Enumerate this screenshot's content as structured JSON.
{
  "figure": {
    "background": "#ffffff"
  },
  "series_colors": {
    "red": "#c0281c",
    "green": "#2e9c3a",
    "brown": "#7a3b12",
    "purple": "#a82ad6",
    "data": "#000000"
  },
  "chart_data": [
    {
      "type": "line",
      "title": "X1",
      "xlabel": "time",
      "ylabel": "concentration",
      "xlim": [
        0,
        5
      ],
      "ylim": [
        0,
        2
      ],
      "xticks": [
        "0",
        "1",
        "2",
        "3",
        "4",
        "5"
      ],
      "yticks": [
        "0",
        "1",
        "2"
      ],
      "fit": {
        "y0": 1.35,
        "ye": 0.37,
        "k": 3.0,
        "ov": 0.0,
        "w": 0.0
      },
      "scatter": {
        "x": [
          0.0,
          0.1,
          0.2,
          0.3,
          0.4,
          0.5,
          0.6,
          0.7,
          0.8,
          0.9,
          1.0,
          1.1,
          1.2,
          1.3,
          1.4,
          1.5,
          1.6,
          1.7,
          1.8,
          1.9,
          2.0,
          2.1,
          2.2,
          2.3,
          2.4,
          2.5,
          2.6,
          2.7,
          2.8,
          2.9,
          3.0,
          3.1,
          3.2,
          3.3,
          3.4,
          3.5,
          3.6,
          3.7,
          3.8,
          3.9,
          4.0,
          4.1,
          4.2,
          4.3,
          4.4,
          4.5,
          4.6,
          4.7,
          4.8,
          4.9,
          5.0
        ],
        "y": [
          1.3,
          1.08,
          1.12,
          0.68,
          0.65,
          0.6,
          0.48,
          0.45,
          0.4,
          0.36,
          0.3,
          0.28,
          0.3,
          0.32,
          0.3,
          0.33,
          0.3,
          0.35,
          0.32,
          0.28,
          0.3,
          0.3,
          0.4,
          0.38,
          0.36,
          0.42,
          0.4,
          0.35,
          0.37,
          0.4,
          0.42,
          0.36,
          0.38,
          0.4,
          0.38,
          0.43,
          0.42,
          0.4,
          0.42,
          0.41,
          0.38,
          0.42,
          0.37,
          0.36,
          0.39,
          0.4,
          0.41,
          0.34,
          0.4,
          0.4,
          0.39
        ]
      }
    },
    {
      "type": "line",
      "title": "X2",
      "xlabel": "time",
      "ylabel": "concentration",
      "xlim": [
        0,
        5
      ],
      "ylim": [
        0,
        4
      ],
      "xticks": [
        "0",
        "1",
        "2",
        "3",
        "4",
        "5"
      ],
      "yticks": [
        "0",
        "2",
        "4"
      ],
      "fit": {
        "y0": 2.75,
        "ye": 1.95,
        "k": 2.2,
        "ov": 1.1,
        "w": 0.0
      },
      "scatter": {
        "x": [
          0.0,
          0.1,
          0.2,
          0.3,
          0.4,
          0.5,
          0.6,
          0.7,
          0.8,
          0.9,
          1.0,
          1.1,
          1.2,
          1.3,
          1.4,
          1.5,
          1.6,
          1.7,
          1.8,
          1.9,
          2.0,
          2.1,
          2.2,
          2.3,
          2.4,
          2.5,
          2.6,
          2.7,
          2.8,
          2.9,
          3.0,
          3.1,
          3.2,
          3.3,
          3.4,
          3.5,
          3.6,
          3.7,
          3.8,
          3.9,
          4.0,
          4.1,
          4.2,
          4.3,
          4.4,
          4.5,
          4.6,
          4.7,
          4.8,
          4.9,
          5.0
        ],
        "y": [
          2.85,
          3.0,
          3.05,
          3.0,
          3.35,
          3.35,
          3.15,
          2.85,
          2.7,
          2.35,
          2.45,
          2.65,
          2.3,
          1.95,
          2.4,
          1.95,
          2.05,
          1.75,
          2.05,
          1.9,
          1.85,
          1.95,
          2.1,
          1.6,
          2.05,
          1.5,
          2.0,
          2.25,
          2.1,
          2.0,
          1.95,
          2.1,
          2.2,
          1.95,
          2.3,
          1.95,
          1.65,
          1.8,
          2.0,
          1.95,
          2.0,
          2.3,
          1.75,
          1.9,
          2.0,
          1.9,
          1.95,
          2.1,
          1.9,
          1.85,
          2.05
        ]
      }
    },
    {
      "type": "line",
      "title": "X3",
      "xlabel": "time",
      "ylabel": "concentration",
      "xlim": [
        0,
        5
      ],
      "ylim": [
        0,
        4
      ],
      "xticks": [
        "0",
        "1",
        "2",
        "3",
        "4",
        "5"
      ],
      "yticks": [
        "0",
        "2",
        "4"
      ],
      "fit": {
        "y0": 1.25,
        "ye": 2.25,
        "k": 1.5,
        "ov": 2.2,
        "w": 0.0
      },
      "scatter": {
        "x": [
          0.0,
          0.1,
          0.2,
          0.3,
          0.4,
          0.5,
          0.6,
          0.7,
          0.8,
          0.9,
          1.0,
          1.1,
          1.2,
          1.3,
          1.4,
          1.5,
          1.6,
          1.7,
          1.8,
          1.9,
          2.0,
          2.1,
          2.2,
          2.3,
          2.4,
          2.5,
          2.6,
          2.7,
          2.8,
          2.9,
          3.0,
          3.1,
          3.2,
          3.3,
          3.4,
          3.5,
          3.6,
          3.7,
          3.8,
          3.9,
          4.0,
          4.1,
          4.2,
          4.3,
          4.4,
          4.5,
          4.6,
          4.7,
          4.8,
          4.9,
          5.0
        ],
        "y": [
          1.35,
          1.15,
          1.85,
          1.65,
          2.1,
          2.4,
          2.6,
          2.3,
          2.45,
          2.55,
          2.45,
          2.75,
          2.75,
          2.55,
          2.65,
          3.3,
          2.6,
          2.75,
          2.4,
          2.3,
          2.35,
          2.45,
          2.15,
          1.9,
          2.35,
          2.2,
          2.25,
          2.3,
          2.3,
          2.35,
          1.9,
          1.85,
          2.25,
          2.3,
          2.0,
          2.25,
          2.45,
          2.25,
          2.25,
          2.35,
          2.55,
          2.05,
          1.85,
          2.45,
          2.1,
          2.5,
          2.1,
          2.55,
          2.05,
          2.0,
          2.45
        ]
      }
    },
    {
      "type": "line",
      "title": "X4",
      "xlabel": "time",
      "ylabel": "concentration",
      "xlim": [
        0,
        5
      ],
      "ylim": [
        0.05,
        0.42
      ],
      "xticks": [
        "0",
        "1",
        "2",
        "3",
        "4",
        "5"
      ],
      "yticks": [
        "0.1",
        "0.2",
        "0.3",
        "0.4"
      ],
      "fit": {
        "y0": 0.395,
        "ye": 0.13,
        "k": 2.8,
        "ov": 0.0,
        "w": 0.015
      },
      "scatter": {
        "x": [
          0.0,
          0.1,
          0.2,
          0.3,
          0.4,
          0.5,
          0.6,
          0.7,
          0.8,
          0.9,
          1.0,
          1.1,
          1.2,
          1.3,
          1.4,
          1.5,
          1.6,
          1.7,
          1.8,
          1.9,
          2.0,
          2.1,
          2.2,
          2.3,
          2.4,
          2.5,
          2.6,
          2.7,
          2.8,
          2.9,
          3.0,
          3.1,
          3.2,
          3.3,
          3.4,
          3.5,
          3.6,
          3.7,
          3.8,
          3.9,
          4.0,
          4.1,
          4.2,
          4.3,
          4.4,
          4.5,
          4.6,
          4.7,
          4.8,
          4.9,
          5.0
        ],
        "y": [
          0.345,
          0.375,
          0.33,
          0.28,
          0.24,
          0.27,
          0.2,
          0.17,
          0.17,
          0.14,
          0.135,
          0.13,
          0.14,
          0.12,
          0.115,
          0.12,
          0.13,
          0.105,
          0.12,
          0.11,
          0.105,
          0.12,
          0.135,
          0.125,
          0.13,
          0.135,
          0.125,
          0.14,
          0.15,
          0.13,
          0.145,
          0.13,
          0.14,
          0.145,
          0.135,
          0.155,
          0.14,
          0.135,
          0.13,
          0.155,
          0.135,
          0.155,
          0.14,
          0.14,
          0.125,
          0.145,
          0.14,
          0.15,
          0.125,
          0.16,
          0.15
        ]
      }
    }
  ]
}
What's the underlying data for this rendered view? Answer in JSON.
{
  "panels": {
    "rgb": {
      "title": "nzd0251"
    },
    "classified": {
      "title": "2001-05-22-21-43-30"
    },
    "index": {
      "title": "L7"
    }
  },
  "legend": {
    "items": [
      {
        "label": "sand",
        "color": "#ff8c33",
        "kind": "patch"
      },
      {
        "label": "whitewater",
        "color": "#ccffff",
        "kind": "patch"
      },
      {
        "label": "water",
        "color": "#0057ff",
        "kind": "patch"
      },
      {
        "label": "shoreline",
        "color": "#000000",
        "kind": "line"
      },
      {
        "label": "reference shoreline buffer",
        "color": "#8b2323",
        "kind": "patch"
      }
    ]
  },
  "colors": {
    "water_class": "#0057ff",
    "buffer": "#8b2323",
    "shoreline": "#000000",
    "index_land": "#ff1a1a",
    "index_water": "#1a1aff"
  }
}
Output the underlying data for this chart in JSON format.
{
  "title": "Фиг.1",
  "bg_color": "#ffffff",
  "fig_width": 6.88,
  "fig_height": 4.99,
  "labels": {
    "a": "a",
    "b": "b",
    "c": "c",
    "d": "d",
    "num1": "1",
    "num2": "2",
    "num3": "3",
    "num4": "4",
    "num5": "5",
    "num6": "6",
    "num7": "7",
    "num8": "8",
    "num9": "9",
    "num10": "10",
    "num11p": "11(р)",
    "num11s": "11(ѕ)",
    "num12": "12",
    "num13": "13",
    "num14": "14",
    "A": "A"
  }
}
---
# [TASK]
Say how many lines in the listing above include "shoreline". Give nothing but the number.

# [TASK SOLUTION]
3